◆ **PROBLEM**: Output every record word for word.

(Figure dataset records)

==========

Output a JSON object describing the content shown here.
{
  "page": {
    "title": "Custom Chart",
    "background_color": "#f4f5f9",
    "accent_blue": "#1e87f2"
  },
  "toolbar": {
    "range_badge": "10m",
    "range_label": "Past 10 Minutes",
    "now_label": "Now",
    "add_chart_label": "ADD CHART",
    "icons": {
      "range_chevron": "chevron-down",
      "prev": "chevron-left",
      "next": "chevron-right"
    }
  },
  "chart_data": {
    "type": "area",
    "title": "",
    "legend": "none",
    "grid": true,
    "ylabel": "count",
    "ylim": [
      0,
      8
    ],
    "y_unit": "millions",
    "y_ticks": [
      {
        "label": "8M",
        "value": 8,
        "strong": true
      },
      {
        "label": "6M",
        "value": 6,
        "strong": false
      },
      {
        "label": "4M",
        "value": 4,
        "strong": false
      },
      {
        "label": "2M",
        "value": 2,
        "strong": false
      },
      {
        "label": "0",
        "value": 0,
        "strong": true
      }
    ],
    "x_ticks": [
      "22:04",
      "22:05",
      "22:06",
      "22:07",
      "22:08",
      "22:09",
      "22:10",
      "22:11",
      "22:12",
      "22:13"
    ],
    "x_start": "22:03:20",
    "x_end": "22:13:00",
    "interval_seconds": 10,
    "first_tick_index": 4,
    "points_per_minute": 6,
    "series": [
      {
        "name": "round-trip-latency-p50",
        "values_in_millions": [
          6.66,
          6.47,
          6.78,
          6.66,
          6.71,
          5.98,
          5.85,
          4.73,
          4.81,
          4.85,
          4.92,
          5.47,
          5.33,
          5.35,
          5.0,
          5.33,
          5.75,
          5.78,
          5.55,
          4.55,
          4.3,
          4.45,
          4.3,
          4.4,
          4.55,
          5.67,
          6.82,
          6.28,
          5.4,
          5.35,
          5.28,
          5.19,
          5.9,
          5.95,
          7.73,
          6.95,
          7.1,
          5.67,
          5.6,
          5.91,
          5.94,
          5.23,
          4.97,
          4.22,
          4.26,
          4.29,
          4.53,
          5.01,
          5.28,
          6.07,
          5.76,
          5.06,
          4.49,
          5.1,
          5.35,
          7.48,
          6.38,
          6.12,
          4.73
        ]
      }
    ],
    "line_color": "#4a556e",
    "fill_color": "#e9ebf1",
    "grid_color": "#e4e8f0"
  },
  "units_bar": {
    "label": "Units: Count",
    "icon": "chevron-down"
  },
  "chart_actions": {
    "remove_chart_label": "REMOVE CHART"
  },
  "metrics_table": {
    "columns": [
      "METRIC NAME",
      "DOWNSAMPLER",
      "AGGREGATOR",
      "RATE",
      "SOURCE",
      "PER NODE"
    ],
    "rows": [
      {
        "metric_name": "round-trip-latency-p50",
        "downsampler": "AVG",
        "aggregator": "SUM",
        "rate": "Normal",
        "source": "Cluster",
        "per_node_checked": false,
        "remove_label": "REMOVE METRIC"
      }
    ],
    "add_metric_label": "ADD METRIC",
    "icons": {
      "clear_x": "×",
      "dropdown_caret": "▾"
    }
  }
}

==========

◆ **RESULT OF THE EXERCISE**:
Output a JSON object describing the content shown here.
{
  "page": {
    "title": "Custom Chart",
    "background_color": "#f4f5f9",
    "accent_blue": "#1e87f2"
  },
  "toolbar": {
    "range_badge": "10m",
    "range_label": "Past 10 Minutes",
    "now_label": "Now",
    "add_chart_label": "ADD CHART",
    "icons": {
      "range_chevron": "chevron-down",
      "prev": "chevron-left",
      "next": "chevron-right"
    }
  },
  "chart_data": {
    "type": "area",
    "title": "",
    "legend": "none",
    "grid": true,
    "ylabel": "count",
    "ylim": [
      0,
      8
    ],
    "y_unit": "millions",
    "y_ticks": [
      {
        "label": "8M",
        "value": 8,
        "strong": true
      },
      {
        "label": "6M",
        "value": 6,
        "strong": false
      },
      {
        "label": "4M",
        "value": 4,
        "strong": false
      },
      {
        "label": "2M",
        "value": 2,
        "strong": false
      },
      {
        "label": "0",
        "value": 0,
        "strong": true
      }
    ],
    "x_ticks": [
      "22:04",
      "22:05",
      "22:06",
      "22:07",
      "22:08",
      "22:09",
      "22:10",
      "22:11",
      "22:12",
      "22:13"
    ],
    "x_start": "22:03:20",
    "x_end": "22:13:00",
    "interval_seconds": 10,
    "first_tick_index": 4,
    "points_per_minute": 6,
    "series": [
      {
        "name": "round-trip-latency-p50",
        "values_in_millions": [
          6.66,
          6.47,
          6.78,
          6.66,
          6.71,
          5.98,
          5.85,
          4.73,
          4.81,
          4.85,
          4.92,
          5.47,
          5.33,
          5.35,
          5.0,
          5.33,
          5.75,
          5.78,
          5.55,
          4.55,
          4.3,
          4.45,
          4.3,
          4.4,
          4.55,
          5.67,
          6.82,
          6.28,
          5.4,
          5.35,
          5.28,
          5.19,
          5.9,
          5.95,
          7.73,
          6.95,
          7.1,
          5.67,
          5.6,
          5.91,
          5.94,
          5.23,
          4.97,
          4.22,
          4.26,
          4.29,
          4.53,
          5.01,
          5.28,
          6.07,
          5.76,
          5.06,
          4.49,
          5.1,
          5.35,
          7.48,
          6.38,
          6.12,
          4.73
        ]
      }
    ],
    "line_color": "#4a556e",
    "fill_color": "#e9ebf1",
    "grid_color": "#e4e8f0"
  },
  "units_bar": {
    "label": "Units: Count",
    "icon": "chevron-down"
  },
  "chart_actions": {
    "remove_chart_label": "REMOVE CHART"
  },
  "metrics_table": {
    "columns": [
      "METRIC NAME",
      "DOWNSAMPLER",
      "AGGREGATOR",
      "RATE",
      "SOURCE",
      "PER NODE"
    ],
    "rows": [
      {
        "metric_name": "round-trip-latency-p50",
        "downsampler": "AVG",
        "aggregator": "SUM",
        "rate": "Normal",
        "source": "Cluster",
        "per_node_checked": false,
        "remove_label": "REMOVE METRIC"
      }
    ],
    "add_metric_label": "ADD METRIC",
    "icons": {
      "clear_x": "×",
      "dropdown_caret": "▾"
    }
  }
}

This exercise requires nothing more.